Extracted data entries
==========

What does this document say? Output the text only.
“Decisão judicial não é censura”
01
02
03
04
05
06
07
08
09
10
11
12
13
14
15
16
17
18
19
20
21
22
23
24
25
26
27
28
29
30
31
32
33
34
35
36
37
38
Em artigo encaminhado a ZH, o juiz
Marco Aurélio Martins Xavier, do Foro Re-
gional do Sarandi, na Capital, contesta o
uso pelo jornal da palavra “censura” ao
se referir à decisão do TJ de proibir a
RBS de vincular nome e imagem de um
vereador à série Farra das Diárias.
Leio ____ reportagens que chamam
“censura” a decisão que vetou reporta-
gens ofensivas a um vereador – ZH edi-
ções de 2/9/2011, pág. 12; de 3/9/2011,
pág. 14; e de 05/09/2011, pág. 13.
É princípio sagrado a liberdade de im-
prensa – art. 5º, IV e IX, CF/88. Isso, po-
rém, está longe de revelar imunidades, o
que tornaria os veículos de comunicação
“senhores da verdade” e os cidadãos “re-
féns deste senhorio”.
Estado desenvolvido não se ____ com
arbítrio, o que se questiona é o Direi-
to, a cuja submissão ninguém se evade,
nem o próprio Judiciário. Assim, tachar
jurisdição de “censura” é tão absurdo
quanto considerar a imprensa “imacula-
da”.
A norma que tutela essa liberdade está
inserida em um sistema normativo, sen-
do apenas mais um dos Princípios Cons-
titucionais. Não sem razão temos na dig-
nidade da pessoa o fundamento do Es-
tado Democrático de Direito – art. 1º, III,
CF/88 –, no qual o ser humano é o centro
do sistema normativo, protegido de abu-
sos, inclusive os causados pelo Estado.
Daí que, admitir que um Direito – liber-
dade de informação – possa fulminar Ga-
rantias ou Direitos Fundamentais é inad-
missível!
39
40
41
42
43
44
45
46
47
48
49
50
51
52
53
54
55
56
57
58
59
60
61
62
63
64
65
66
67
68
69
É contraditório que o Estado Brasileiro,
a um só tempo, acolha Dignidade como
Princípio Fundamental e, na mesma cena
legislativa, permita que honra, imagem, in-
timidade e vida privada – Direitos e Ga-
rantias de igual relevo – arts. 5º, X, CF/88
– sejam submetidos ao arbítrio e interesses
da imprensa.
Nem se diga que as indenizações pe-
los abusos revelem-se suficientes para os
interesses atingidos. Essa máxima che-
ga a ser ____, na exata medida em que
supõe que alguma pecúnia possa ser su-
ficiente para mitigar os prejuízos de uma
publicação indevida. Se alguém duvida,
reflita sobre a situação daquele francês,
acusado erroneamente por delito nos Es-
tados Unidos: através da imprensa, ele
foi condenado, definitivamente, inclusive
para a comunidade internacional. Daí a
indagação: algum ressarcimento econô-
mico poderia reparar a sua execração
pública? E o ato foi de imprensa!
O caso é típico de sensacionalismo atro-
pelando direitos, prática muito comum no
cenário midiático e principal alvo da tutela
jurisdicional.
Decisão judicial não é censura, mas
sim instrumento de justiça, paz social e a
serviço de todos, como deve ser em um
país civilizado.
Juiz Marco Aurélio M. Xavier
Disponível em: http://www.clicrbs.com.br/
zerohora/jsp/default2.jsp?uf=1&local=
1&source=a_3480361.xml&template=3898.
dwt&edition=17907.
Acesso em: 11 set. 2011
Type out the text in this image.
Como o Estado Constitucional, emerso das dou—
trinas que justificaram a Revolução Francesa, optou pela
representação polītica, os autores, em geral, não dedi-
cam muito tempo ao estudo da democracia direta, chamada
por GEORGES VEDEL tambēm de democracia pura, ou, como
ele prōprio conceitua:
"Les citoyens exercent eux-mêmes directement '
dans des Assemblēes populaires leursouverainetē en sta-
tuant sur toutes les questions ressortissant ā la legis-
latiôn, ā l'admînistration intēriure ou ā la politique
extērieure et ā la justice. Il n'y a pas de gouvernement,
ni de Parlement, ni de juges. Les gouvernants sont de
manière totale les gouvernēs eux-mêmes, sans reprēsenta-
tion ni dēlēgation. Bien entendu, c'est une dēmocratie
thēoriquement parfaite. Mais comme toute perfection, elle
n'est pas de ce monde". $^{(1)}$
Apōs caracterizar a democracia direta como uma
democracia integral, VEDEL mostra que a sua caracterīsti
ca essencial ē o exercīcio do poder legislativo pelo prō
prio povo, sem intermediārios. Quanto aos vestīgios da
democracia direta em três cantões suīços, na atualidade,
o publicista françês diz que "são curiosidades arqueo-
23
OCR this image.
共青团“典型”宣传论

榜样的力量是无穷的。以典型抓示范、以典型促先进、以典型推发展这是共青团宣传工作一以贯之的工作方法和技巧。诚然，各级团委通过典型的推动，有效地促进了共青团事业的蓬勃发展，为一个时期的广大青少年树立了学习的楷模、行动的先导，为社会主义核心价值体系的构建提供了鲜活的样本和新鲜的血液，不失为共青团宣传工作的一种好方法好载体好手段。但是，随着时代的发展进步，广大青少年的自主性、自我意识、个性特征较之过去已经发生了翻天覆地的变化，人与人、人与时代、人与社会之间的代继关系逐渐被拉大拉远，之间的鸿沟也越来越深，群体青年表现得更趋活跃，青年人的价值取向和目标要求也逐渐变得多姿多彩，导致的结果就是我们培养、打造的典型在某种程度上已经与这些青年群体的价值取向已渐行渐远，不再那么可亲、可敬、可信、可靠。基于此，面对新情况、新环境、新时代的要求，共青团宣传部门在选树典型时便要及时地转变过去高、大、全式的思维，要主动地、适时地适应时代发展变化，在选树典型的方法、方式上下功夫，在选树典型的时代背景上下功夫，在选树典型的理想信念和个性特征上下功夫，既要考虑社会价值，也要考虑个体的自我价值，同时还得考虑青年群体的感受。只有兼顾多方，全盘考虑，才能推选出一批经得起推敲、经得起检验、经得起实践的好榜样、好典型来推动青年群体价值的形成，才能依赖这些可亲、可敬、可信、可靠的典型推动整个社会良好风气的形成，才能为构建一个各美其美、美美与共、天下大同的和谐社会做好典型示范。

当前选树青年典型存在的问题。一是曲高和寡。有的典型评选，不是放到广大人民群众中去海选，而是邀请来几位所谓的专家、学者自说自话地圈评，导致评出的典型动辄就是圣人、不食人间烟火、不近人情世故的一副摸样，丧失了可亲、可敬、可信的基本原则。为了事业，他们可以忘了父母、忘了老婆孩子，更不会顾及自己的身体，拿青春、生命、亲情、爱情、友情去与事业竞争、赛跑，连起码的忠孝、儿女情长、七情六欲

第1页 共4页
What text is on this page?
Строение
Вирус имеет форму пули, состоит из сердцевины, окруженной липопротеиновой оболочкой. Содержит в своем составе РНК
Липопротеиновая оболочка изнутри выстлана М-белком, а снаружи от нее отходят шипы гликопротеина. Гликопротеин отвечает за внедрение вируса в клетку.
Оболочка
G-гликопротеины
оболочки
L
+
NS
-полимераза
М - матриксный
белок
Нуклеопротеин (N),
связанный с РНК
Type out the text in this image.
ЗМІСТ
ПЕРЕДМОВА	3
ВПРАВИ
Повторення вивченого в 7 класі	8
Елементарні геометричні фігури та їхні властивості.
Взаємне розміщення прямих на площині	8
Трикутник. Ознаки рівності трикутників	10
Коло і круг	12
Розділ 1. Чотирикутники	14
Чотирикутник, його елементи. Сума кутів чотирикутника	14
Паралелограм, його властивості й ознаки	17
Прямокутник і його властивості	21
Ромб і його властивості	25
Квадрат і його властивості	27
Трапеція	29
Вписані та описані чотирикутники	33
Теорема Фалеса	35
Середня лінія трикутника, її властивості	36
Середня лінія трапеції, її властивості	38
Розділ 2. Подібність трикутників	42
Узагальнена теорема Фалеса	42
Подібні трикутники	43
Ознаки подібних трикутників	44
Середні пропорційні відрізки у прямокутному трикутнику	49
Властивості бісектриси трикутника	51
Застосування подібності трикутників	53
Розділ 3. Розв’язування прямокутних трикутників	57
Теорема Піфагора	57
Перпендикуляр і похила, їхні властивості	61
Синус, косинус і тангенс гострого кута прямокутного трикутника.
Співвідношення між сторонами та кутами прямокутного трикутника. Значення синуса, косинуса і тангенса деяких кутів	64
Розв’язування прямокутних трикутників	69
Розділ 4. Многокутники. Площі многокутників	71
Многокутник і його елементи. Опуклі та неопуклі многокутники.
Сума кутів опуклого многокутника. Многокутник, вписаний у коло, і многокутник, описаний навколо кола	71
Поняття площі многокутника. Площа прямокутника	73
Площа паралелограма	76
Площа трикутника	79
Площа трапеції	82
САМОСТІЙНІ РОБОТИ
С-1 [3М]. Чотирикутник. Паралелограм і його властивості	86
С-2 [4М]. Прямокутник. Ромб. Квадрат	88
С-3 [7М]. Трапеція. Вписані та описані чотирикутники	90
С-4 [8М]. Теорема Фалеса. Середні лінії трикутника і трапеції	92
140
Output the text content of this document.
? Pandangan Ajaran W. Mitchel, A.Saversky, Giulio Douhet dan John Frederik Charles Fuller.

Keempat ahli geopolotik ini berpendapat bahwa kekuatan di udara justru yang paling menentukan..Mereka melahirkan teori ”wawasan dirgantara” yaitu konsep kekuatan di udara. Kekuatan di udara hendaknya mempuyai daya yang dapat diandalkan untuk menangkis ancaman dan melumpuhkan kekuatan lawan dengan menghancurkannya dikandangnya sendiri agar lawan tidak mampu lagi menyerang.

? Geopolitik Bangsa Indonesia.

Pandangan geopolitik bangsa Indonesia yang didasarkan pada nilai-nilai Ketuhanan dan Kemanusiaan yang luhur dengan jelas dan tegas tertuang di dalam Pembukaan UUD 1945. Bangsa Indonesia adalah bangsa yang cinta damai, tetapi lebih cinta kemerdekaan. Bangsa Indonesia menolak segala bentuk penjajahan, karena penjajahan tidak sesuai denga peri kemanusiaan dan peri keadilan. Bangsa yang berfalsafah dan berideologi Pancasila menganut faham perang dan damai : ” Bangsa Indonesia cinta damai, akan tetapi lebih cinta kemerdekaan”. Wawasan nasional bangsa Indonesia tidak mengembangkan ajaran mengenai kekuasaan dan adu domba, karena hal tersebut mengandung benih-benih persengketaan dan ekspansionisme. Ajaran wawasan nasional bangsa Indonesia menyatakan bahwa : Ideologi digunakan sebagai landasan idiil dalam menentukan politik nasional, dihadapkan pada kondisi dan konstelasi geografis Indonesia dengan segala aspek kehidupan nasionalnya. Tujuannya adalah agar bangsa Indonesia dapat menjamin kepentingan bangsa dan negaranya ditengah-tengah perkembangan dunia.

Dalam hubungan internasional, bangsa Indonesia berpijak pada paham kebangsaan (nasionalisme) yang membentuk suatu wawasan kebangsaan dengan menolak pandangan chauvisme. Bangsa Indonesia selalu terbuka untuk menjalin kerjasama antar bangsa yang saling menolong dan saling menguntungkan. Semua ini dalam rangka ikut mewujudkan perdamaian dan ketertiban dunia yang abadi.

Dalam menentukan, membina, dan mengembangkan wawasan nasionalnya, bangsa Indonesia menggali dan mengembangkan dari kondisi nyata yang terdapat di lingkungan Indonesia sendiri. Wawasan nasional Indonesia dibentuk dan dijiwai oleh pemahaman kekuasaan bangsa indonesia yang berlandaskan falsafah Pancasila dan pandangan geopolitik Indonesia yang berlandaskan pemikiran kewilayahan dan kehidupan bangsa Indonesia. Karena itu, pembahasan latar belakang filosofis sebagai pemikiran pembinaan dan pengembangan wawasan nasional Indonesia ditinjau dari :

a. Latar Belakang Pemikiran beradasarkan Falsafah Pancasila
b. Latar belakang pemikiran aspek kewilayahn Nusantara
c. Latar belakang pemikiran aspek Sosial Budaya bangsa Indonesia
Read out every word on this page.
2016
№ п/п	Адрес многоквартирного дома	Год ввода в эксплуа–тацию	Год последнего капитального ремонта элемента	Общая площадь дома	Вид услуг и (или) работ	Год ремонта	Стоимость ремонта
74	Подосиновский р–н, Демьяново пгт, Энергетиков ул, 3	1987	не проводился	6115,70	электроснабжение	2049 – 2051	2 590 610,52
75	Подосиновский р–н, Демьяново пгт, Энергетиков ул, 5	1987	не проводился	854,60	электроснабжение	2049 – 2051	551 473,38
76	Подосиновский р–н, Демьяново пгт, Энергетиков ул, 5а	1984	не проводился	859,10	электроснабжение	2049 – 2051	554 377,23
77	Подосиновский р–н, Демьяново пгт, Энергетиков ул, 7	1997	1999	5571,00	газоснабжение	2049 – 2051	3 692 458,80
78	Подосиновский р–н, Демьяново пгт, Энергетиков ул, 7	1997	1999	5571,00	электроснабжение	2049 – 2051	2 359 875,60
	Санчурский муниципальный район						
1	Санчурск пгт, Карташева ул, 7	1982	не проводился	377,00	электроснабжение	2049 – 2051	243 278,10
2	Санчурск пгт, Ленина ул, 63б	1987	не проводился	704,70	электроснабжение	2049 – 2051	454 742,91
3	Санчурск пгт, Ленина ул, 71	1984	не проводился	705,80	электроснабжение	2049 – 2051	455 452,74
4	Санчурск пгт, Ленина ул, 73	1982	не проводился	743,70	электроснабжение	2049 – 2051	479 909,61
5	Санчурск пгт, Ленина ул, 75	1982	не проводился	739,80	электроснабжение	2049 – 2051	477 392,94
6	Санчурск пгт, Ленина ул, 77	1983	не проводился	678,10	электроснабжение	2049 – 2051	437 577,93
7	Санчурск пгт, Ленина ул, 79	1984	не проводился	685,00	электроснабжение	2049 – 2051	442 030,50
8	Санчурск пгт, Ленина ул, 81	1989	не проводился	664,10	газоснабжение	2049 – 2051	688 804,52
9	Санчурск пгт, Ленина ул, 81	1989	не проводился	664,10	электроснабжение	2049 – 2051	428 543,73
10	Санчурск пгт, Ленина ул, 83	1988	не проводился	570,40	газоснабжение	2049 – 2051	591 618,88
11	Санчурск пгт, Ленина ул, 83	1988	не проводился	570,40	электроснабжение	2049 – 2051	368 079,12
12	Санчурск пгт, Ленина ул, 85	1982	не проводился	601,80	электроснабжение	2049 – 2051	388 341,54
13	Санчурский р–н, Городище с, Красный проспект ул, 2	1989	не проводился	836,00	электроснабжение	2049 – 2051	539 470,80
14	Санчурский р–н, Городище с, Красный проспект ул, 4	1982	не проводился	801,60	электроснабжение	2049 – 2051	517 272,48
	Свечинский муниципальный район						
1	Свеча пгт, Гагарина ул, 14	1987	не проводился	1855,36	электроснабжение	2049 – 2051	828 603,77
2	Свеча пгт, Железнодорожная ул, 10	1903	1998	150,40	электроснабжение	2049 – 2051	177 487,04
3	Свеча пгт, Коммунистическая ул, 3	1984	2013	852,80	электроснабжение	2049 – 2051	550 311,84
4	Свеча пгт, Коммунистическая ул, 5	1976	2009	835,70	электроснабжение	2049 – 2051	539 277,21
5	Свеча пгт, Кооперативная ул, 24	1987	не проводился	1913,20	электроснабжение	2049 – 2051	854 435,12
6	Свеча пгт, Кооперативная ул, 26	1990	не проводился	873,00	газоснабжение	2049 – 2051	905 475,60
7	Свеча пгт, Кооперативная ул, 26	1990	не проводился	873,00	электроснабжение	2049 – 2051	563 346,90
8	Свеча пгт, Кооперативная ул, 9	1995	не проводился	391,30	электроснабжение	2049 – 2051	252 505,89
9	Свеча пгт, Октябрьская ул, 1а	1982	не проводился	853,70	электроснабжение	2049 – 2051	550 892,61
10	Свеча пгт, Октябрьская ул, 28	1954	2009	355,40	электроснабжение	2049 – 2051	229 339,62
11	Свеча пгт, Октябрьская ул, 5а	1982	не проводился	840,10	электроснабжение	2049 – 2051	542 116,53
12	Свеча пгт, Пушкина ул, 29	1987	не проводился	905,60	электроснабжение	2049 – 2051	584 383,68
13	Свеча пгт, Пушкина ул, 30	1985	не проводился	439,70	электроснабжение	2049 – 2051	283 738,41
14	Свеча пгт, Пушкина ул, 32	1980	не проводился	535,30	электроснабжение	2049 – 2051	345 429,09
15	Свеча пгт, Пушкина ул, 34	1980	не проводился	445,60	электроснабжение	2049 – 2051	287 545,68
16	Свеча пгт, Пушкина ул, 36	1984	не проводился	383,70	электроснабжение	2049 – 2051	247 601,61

==========

Requirement: Search the records for the word "pada". Copy every line that has it.

Answer:
Pandangan geopolitik bangsa Indonesia yang didasarkan pada nilai-nilai Ketuhanan dan Kemanusiaan yang luhur dengan jelas dan tegas tertuang di dalam Pembukaan UUD 1945. Bangsa Indonesia adalah bangsa yang cinta damai, tetapi lebih cinta kemerdekaan. Bangsa Indonesia menolak segala bentuk penjajahan, karena penjajahan tidak sesuai denga peri kemanusiaan dan peri keadilan. Bangsa yang berfalsafah dan berideologi Pancasila menganut faham perang dan damai : ” Bangsa Indonesia cinta damai, akan tetapi lebih cinta kemerdekaan”. Wawasan nasional bangsa Indonesia tidak mengembangkan ajaran mengenai kekuasaan dan adu domba, karena hal tersebut mengandung benih-benih persengketaan dan ekspansionisme. Ajaran wawasan nasional bangsa Indonesia menyatakan bahwa : Ideologi digunakan sebagai landasan idiil dalam menentukan politik nasional, dihadapkan pada kondisi dan konstelasi geografis Indonesia dengan segala aspek kehidupan nasionalnya. Tujuannya adalah agar bangsa Indonesia dapat menjamin kepentingan bangsa dan negaranya ditengah-tengah perkembangan dunia.
Dalam hubungan internasional, bangsa Indonesia berpijak pada paham kebangsaan (nasionalisme) yang membentuk suatu wawasan kebangsaan dengan menolak pandangan chauvisme. Bangsa Indonesia selalu terbuka untuk menjalin kerjasama antar bangsa yang saling menolong dan saling menguntungkan. Semua ini dalam rangka ikut mewujudkan perdamaian dan ketertiban dunia yang abadi.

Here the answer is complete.